─── Records supplied ───

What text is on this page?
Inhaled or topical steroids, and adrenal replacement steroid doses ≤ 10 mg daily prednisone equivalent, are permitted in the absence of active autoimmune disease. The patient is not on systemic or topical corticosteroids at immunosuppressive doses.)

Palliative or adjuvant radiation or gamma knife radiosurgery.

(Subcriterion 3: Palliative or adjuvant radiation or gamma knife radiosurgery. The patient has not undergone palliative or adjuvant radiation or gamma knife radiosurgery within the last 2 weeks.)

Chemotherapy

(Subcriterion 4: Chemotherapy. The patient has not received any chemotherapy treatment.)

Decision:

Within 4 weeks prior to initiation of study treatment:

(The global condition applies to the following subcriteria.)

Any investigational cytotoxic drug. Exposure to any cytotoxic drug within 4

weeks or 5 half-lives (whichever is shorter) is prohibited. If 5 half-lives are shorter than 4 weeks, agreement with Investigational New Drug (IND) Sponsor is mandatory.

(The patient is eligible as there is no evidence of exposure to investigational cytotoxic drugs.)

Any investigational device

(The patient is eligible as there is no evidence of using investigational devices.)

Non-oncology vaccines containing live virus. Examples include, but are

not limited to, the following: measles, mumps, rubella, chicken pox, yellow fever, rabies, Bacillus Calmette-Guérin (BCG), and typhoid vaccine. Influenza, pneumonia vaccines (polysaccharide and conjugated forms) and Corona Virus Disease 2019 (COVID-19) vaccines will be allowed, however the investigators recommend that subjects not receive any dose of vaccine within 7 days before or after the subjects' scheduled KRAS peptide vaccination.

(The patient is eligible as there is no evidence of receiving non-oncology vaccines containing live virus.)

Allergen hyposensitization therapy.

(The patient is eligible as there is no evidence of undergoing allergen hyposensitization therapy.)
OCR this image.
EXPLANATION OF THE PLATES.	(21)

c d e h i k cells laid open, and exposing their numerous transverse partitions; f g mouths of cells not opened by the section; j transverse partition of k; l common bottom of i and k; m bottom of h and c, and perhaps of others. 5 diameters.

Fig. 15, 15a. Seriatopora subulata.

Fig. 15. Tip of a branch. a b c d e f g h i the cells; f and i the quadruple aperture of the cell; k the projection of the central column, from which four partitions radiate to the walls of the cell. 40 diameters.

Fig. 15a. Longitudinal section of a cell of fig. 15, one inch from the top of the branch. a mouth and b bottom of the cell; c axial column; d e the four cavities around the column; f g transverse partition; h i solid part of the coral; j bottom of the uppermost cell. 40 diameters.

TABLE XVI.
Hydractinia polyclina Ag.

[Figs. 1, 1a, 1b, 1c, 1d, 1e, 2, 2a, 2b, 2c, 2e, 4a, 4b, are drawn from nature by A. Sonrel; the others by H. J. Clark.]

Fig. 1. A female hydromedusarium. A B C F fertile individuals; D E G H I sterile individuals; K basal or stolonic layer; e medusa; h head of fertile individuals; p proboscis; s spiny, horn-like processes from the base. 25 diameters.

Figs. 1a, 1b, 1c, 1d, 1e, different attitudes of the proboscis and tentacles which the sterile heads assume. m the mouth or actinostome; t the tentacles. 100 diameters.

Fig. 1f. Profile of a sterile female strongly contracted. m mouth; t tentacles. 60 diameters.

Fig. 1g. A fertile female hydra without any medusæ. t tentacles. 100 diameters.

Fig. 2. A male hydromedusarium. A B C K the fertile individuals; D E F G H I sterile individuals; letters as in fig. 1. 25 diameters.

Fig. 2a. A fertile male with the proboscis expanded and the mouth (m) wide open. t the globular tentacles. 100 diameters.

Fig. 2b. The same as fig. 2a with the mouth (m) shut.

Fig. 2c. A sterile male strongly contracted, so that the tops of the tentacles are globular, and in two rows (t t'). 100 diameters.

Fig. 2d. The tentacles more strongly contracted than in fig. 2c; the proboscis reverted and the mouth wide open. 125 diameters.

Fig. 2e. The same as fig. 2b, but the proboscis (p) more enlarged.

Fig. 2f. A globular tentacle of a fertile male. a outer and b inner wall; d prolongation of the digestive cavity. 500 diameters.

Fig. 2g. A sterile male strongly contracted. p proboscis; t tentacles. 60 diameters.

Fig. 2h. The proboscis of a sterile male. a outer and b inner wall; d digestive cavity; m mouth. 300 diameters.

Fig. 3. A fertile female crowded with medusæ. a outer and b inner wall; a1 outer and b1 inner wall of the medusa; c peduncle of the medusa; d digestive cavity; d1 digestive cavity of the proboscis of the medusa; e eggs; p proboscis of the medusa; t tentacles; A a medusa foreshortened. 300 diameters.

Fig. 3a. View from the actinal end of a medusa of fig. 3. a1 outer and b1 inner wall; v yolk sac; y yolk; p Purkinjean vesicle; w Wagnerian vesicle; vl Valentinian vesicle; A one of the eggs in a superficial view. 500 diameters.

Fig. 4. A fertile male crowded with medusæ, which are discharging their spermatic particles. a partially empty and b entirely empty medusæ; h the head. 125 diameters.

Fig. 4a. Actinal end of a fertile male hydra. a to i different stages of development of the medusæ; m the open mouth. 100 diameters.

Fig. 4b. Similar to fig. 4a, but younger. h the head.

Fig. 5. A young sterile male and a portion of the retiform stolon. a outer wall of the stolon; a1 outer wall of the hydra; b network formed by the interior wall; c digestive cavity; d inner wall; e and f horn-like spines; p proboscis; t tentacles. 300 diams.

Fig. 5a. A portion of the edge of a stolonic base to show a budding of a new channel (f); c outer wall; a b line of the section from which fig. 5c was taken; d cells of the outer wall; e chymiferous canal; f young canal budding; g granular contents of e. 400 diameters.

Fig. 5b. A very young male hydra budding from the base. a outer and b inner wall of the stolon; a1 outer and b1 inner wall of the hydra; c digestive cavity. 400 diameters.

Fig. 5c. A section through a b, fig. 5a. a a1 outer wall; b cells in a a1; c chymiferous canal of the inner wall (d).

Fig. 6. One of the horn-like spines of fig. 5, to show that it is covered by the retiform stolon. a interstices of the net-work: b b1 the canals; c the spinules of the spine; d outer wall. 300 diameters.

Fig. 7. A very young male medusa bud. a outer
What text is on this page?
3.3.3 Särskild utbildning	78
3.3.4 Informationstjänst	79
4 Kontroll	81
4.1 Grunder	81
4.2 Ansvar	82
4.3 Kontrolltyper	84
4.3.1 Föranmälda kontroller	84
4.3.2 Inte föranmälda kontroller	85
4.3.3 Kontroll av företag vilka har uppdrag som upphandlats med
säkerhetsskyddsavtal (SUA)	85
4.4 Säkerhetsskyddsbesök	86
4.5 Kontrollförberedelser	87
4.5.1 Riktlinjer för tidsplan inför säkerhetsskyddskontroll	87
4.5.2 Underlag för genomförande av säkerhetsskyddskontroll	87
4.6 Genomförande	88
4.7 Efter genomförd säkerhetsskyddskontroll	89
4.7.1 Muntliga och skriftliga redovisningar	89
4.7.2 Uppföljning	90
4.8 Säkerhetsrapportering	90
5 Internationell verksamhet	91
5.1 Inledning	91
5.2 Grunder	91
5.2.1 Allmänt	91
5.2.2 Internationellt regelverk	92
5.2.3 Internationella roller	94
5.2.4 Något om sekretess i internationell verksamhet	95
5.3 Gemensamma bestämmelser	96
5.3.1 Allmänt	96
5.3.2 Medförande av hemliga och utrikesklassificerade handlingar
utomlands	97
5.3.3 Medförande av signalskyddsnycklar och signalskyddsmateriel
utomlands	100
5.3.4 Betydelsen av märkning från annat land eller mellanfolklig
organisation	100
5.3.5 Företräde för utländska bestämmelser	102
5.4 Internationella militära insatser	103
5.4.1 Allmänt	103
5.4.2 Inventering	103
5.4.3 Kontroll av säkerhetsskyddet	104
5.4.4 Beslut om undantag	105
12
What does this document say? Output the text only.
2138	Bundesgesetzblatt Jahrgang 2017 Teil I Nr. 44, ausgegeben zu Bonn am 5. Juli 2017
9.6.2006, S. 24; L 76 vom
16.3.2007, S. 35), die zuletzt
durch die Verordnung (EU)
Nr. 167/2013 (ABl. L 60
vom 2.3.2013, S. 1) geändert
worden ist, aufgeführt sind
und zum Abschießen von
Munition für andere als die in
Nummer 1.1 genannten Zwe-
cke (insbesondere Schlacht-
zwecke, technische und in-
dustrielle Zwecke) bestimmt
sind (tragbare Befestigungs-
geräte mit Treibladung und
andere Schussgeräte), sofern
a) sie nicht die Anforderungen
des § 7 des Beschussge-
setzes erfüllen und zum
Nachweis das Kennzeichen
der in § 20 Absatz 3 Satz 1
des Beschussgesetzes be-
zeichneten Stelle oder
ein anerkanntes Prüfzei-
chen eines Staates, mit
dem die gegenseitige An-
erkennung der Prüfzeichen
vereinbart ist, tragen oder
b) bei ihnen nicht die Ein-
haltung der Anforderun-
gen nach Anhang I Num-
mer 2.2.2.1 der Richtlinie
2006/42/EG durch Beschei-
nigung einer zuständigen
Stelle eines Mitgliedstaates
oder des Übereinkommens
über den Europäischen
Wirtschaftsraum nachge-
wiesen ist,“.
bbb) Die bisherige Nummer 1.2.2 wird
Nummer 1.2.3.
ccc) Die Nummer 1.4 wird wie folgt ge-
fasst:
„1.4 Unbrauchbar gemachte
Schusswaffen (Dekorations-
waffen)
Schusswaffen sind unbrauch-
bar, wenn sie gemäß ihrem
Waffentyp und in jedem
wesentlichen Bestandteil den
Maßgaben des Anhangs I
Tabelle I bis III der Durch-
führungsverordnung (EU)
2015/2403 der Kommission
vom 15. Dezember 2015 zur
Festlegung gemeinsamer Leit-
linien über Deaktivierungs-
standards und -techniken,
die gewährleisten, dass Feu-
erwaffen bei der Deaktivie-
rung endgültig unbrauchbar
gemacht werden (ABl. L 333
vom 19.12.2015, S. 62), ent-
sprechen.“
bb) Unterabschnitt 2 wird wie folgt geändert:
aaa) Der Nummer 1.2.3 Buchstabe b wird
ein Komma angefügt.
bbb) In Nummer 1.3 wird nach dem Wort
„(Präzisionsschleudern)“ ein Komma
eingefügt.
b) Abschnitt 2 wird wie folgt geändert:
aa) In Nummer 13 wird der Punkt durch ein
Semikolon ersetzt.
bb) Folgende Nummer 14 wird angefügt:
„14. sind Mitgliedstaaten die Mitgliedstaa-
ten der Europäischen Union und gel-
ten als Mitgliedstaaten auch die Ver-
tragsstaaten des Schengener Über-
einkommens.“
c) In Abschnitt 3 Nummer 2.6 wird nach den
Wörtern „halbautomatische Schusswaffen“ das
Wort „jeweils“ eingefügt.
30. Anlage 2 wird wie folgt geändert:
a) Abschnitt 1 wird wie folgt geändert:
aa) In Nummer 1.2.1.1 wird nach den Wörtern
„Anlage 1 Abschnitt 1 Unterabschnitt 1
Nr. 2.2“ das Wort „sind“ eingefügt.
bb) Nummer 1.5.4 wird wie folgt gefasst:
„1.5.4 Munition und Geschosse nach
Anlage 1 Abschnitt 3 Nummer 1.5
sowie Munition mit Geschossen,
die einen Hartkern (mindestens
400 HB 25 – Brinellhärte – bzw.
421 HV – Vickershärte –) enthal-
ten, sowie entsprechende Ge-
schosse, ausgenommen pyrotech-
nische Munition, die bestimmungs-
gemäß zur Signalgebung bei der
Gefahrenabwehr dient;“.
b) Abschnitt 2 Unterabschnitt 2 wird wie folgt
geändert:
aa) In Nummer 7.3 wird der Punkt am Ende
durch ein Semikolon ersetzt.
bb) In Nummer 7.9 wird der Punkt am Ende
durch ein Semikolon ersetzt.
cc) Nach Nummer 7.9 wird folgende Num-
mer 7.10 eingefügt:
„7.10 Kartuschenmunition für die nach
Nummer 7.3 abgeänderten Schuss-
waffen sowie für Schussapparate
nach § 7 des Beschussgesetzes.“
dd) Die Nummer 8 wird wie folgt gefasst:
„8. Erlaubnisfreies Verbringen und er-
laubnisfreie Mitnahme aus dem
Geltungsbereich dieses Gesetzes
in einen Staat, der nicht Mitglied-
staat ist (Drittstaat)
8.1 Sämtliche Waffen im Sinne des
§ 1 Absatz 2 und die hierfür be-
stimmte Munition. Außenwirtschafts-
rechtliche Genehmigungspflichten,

───

**About this exercise**
Wherever the string "Komma" appears in a line of the records, copy that line.

**Result of the exercise**
ein Komma angefügt.
„(Präzisionsschleudern)“ ein Komma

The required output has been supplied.